» **Given records**:
******************************

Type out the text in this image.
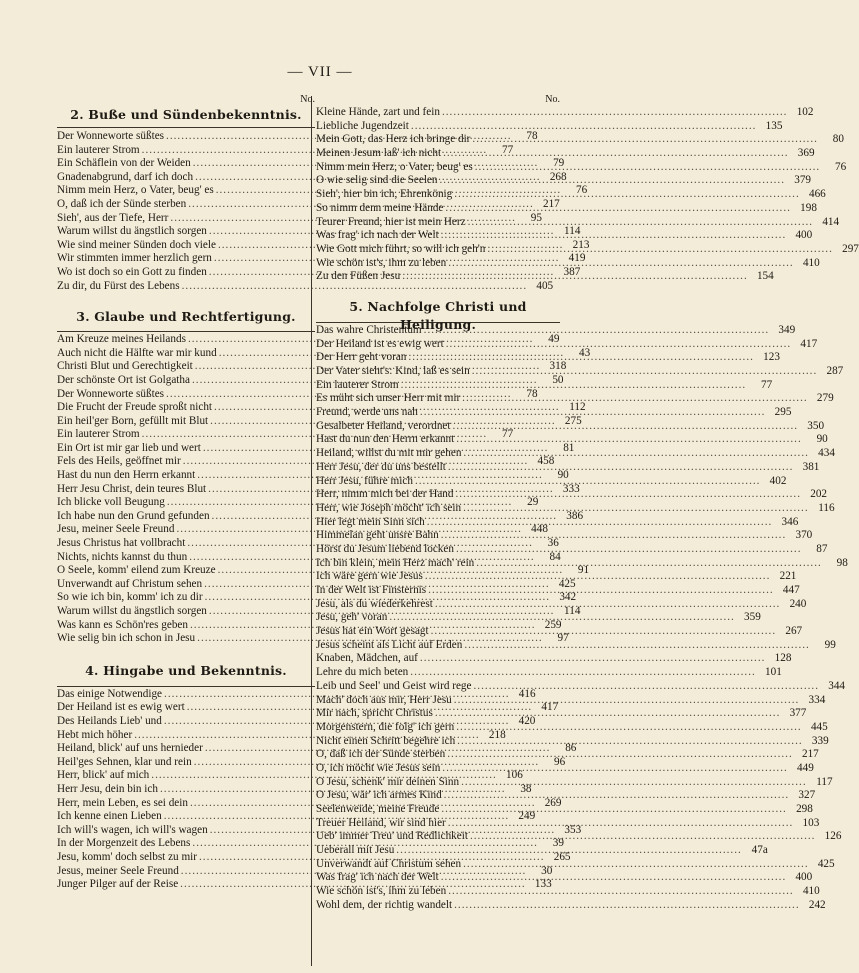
— VII —
No.
2. Buße und Sündenbekenntnis.
Der Wonneworte süßtes .....	78
Ein lauterer Strom .....	77
Ein Schäflein von der Weiden .....	79
Gnadenabgrund, darf ich doch .....	268
Nimm mein Herz, o Vater, beug' es .....	76
O, daß ich der Sünde sterben .....	217
Sieh', aus der Tiefe, Herr .....	95
Warum willst du ängstlich sorgen .....	114
Wie sind meiner Sünden doch viele .....	213
Wir stimmten immer herzlich gern .....	419
Wo ist doch so ein Gott zu finden .....	387
Zu dir, du Fürst des Lebens .....	405
3. Glaube und Rechtfertigung.
Am Kreuze meines Heilands .....	49
Auch nicht die Hälfte war mir kund .....	43
Christi Blut und Gerechtigkeit .....	318
Der schönste Ort ist Golgatha .....	50
Der Wonneworte süßtes .....	78
Die Frucht der Freude sproßt nicht .....	112
Ein heil'ger Born, gefüllt mit Blut .....	275
Ein lauterer Strom .....	77
Ein Ort ist mir gar lieb und wert .....	81
Fels des Heils, geöffnet mir .....	458
Hast du nun den Herrn erkannt .....	90
Herr Jesu Christ, dein teures Blut .....	333
Ich blicke voll Beugung .....	29
Ich habe nun den Grund gefunden .....	386
Jesu, meiner Seele Freund .....	448
Jesus Christus hat vollbracht .....	36
Nichts, nichts kannst du thun .....	84
O Seele, komm' eilend zum Kreuze .....	91
Unverwandt auf Christum sehen .....	425
So wie ich bin, komm' ich zu dir .....	342
Warum willst du ängstlich sorgen .....	114
Was kann es Schön'res geben .....	259
Wie selig bin ich schon in Jesu .....	97
4. Hingabe und Bekenntnis.
Das einige Notwendige .....	416
Der Heiland ist es ewig wert .....	417
Des Heilands Lieb' und .....	420
Hebt mich höher .....	218
Heiland, blick' auf uns hernieder .....	86
Heil'ges Sehnen, klar und rein .....	96
Herr, blick' auf mich .....	106
Herr Jesu, dein bin ich .....	38
Herr, mein Leben, es sei dein .....	269
Ich kenne einen Lieben .....	249
Ich will's wagen, ich will's wagen .....	353
In der Morgenzeit des Lebens .....	39
Jesu, komm' doch selbst zu mir .....	265
Jesus, meiner Seele Freund .....	30
Junger Pilger auf der Reise .....	133
No.
Kleine Hände, zart und fein .....	102
Liebliche Jugendzeit .....	135
Mein Gott, das Herz ich bringe dir .....	80
Meinen Jesum laß' ich nicht .....	369
Nimm mein Herz, o Vater, beug' es .....	76
O wie selig sind die Seelen .....	379
Sieh', hier bin ich, Ehrenkönig .....	466
So nimm denn meine Hände .....	198
Teurer Freund, hier ist mein Herz .....	414
Was frag' ich nach der Welt .....	400
Wie Gott mich führt, so will ich geh'n .....	297
Wie schön ist's, ihm zu leben .....	410
Zu den Füßen Jesu .....	154
5. Nachfolge Christi und Heiligung.
Das wahre Christentum .....	349
Der Heiland ist es ewig wert .....	417
Der Herr geht voran .....	123
Der Vater sieht's: Kind, laß es sein .....	287
Ein lauterer Strom .....	77
Es müht sich unser Herr mit mir .....	279
Freund, werde uns nah .....	295
Gesalbeter Heiland, verordnet .....	350
Hast du nun den Herrn erkannt .....	90
Heiland, willst du mit mir gehen .....	434
Herr Jesu, der du uns bestellt .....	381
Herr Jesu, führe mich .....	402
Herr, nimm mich bei der Hand .....	202
Herr, wie Joseph möcht' ich sein .....	116
Hier legt mein Sinn sich .....	346
Himmelan geht unsre Bahn .....	370
Hörst du Jesum liebend locken .....	87
Ich bin klein, mein Herz mach' rein .....	98
Ich wäre gern wie Jesus .....	221
In der Welt ist Finsternis .....	447
Jesu, als du wiederkehrest .....	240
Jesu, geh' voran .....	359
Jesus hat ein Wort gesagt .....	267
Jesus scheint als Licht auf Erden .....	99
Knaben, Mädchen, auf .....	128
Lehre du mich beten .....	101
Leib und Seel' und Geist wird rege .....	344
Mach' doch aus mir, Herr Jesu .....	334
Mir nach, spricht Christus .....	377
Morgenstern, die folg' ich gern .....	445
Nicht einen Schritt begehre ich .....	339
O, daß ich der Sünde sterben .....	217
O, ich möcht wie Jesus sein .....	449
O Jesu, schenk' mir deinen Sinn .....	117
O Jesu, wär' ich armes Kind .....	327
Seelenweide, meine Freude .....	298
Treuer Heiland, wir sind hier .....	103
Ueb' immer Treu' und Redlichkeit .....	126
Ueberall mit Jesu .....	47a
Unverwandt auf Christum sehen .....	425
Was frag' ich nach der Welt .....	400
Wie schön ist's, ihm zu leben .....	410
Wohl dem, der richtig wandelt .....	242
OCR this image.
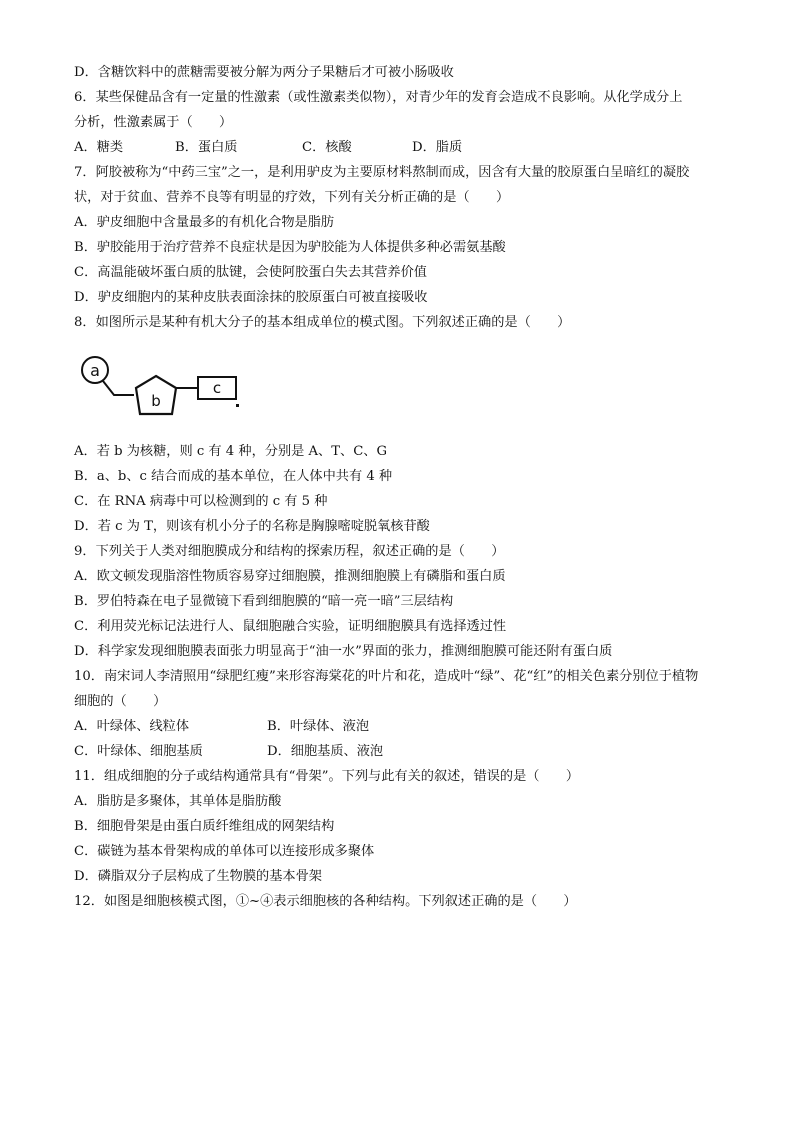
D．含糖饮料中的蔗糖需要被分解为两分子果糖后才可被小肠吸收
6．某些保健品含有一定量的性激素（或性激素类似物），对青少年的发育会造成不良影响。从化学成分上
分析，性激素属于（　　）
A．糖类	B．蛋白质	C．核酸	D．脂质
7．阿胶被称为“中药三宝”之一，是利用驴皮为主要原材料熬制而成，因含有大量的胶原蛋白呈暗红的凝胶
状，对于贫血、营养不良等有明显的疗效，下列有关分析正确的是（　　）
A．驴皮细胞中含量最多的有机化合物是脂肪
B．驴胶能用于治疗营养不良症状是因为驴胶能为人体提供多种必需氨基酸
C．高温能破坏蛋白质的肽键，会使阿胶蛋白失去其营养价值
D．驴皮细胞内的某种皮肤表面涂抹的胶原蛋白可被直接吸收
8．如图所示是某种有机大分子的基本组成单位的模式图。下列叙述正确的是（　　）
a
b
c
A．若 b 为核糖，则 c 有 4 种，分别是 A、T、C、G
B．a、b、c 结合而成的基本单位，在人体中共有 4 种
C．在 RNA 病毒中可以检测到的 c 有 5 种
D．若 c 为 T，则该有机小分子的名称是胸腺嘧啶脱氧核苷酸
9．下列关于人类对细胞膜成分和结构的探索历程，叙述正确的是（　　）
A．欧文顿发现脂溶性物质容易穿过细胞膜，推测细胞膜上有磷脂和蛋白质
B．罗伯特森在电子显微镜下看到细胞膜的“暗一亮一暗”三层结构
C．利用荧光标记法进行人、鼠细胞融合实验，证明细胞膜具有选择透过性
D．科学家发现细胞膜表面张力明显高于“油一水”界面的张力，推测细胞膜可能还附有蛋白质
10．南宋词人李清照用“绿肥红瘦”来形容海棠花的叶片和花，造成叶“绿”、花“红”的相关色素分别位于植物
细胞的（　　）
A．叶绿体、线粒体	B．叶绿体、液泡
C．叶绿体、细胞基质	D．细胞基质、液泡
11．组成细胞的分子或结构通常具有“骨架”。下列与此有关的叙述，错误的是（　　）
A．脂肪是多聚体，其单体是脂肪酸
B．细胞骨架是由蛋白质纤维组成的网架结构
C．碳链为基本骨架构成的单体可以连接形成多聚体
D．磷脂双分子层构成了生物膜的基本骨架
12．如图是细胞核模式图，①~④表示细胞核的各种结构。下列叙述正确的是（　　）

******************************

» **Brief**:
From the entries above, collect every line with the string "sind" in it.

» **Task response**:
Wie sind meiner Sünden doch viele .....	213
O wie selig sind die Seelen .....	379
Treuer Heiland, wir sind hier .....	103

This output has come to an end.